→ **Exercise description**
Copy every line of the data exactly, leaving nothing out.

→ **Supplied data**
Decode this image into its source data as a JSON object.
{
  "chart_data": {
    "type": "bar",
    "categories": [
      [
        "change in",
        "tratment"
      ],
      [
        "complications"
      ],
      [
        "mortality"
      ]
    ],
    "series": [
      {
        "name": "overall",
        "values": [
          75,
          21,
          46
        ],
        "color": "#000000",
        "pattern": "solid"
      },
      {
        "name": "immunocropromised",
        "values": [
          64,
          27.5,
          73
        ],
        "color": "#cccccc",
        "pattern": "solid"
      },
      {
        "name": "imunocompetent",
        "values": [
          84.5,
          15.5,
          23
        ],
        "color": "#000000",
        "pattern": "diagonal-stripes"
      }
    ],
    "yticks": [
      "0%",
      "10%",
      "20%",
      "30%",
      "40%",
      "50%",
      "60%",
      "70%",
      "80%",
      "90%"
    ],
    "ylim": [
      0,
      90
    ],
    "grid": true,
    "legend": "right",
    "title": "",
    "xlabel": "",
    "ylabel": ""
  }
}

→ **Task result**
Decode this image into its source data as a JSON object.
{
  "chart_data": {
    "type": "bar",
    "categories": [
      [
        "change in",
        "tratment"
      ],
      [
        "complications"
      ],
      [
        "mortality"
      ]
    ],
    "series": [
      {
        "name": "overall",
        "values": [
          75,
          21,
          46
        ],
        "color": "#000000",
        "pattern": "solid"
      },
      {
        "name": "immunocropromised",
        "values": [
          64,
          27.5,
          73
        ],
        "color": "#cccccc",
        "pattern": "solid"
      },
      {
        "name": "imunocompetent",
        "values": [
          84.5,
          15.5,
          23
        ],
        "color": "#000000",
        "pattern": "diagonal-stripes"
      }
    ],
    "yticks": [
      "0%",
      "10%",
      "20%",
      "30%",
      "40%",
      "50%",
      "60%",
      "70%",
      "80%",
      "90%"
    ],
    "ylim": [
      0,
      90
    ],
    "grid": true,
    "legend": "right",
    "title": "",
    "xlabel": "",
    "ylabel": ""
  }
}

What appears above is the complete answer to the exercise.